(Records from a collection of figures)
● ● ●
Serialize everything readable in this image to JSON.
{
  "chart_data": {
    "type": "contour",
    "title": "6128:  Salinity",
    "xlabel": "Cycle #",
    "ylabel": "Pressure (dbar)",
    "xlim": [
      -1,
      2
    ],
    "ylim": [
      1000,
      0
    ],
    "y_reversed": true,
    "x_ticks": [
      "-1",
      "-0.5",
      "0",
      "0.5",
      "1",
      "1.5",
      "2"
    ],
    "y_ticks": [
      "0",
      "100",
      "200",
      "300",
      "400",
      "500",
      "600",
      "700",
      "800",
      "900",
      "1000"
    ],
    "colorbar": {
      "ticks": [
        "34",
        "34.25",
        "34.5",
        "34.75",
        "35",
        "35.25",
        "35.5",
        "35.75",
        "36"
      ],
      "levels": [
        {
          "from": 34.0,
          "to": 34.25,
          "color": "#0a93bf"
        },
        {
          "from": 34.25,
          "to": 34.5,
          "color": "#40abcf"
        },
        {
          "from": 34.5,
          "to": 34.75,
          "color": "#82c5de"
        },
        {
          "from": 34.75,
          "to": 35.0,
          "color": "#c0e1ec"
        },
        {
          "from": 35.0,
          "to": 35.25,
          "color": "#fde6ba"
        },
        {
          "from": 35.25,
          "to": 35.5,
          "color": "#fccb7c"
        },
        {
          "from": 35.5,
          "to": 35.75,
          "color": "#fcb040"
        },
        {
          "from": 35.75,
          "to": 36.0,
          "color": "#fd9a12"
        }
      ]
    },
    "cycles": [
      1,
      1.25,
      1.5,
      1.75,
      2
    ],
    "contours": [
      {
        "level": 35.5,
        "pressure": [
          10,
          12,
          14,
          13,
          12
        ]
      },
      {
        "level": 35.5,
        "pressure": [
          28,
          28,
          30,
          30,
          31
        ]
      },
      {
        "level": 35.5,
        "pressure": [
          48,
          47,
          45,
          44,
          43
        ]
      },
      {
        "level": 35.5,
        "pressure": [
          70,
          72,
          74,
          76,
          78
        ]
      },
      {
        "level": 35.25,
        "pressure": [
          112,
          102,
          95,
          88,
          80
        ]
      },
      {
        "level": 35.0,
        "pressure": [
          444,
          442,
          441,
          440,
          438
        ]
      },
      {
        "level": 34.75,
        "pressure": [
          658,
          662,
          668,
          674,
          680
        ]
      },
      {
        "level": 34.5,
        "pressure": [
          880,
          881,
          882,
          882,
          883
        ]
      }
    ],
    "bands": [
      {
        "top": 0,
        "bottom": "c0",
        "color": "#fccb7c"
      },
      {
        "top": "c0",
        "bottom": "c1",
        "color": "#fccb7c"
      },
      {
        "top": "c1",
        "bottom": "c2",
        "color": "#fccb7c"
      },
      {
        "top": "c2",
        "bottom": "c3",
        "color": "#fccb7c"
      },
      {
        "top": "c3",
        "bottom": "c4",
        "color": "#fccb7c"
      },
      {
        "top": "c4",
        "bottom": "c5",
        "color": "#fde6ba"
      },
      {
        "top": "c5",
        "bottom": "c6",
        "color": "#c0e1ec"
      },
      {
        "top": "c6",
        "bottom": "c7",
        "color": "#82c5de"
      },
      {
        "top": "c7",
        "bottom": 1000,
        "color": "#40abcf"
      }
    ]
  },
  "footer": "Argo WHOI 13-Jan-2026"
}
● ● ●
*Aim*
How many lines in these entries contain the string "bottom"? State the number and nothing more.

*Expected answer*
9